• DIRECTION:
Below are the records; locate each line with the word "Helwan" and copy it.

• Data entries:
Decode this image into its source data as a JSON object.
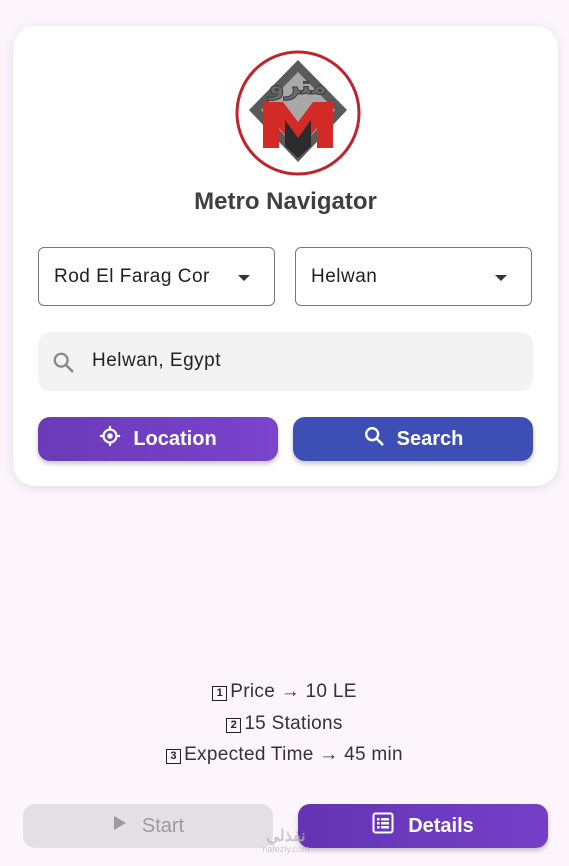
{
  "app": {
    "title": "Metro Navigator",
    "logo_text": "مترو",
    "logo_letter": "M"
  },
  "route": {
    "from_station": "Rod El Farag Cor",
    "to_station": "Helwan"
  },
  "search": {
    "value": "Helwan, Egypt",
    "icon": "search-icon"
  },
  "actions": {
    "location_label": "Location",
    "search_label": "Search"
  },
  "info": {
    "line1_num": "1",
    "line1": "Price → 10 LE",
    "line2_num": "2",
    "line2": "15 Stations",
    "line3_num": "3",
    "line3": "Expected Time → 45 min"
  },
  "bottom": {
    "start_label": "Start",
    "details_label": "Details"
  },
  "watermark": {
    "text": "نفذلي",
    "site": "nafezly.com"
  },
  "colors": {
    "background": "#fcf5fc",
    "location_button": "#6a3ab8",
    "search_button": "#3d4fb5",
    "details_button": "#6434b3",
    "start_button_disabled": "#e3e0e4"
  }
}
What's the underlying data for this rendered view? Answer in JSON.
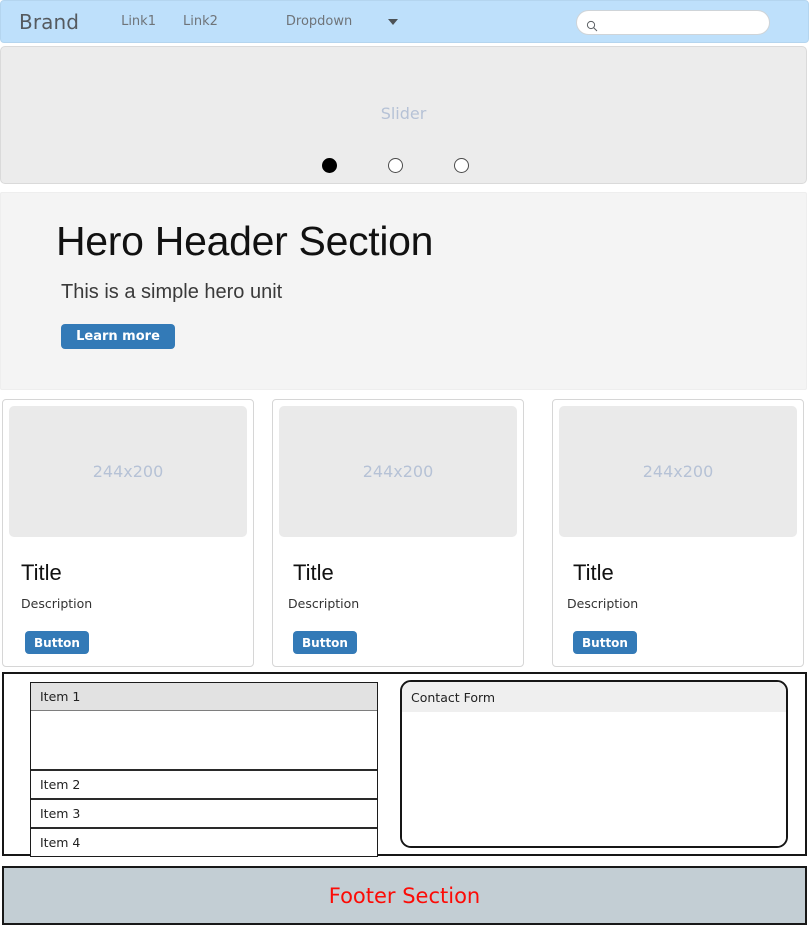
{
  "navbar": {
    "brand": "Brand",
    "links": [
      {
        "label": "Link1"
      },
      {
        "label": "Link2"
      }
    ],
    "dropdown": {
      "label": "Dropdown",
      "caret_icon": "chevron-down-icon"
    },
    "search": {
      "icon": "search-icon",
      "value": "",
      "placeholder": ""
    },
    "background_color": "#bee0fb"
  },
  "slider": {
    "label": "Slider",
    "background_color": "#ececec",
    "label_color": "#b6c2d6",
    "dots": [
      {
        "index": 1,
        "active": true
      },
      {
        "index": 2,
        "active": false
      },
      {
        "index": 3,
        "active": false
      }
    ]
  },
  "hero": {
    "title": "Hero Header Section",
    "subtitle": "This is a simple hero unit",
    "button_label": "Learn more",
    "background_color": "#f4f4f4",
    "button_color": "#337ab7"
  },
  "cards": [
    {
      "image_placeholder": "244x200",
      "title": "Title",
      "description": "Description",
      "button_label": "Button"
    },
    {
      "image_placeholder": "244x200",
      "title": "Title",
      "description": "Description",
      "button_label": "Button"
    },
    {
      "image_placeholder": "244x200",
      "title": "Title",
      "description": "Description",
      "button_label": "Button"
    }
  ],
  "list_group": {
    "items": [
      {
        "label": "Item 1",
        "active": true
      },
      {
        "label": "Item 2",
        "active": false
      },
      {
        "label": "Item 3",
        "active": false
      },
      {
        "label": "Item 4",
        "active": false
      }
    ]
  },
  "contact_form": {
    "header": "Contact Form"
  },
  "footer": {
    "text": "Footer Section",
    "background_color": "#c3ced4",
    "text_color": "#fc0b06"
  }
}
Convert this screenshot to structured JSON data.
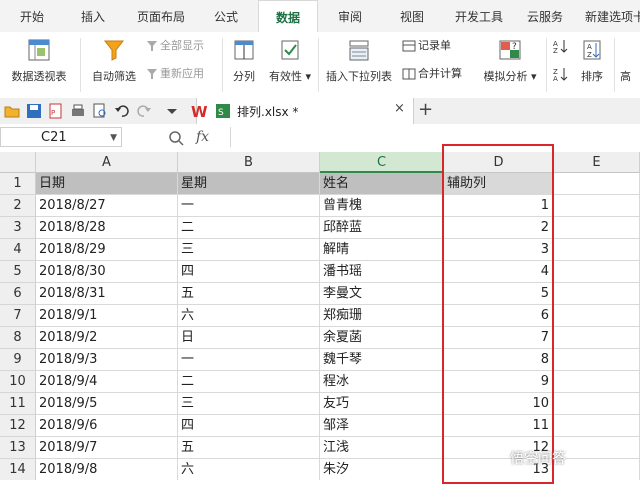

• OUTPUT BELOW:
    "to_station": "Helwan"
    "value": "Helwan, Egypt",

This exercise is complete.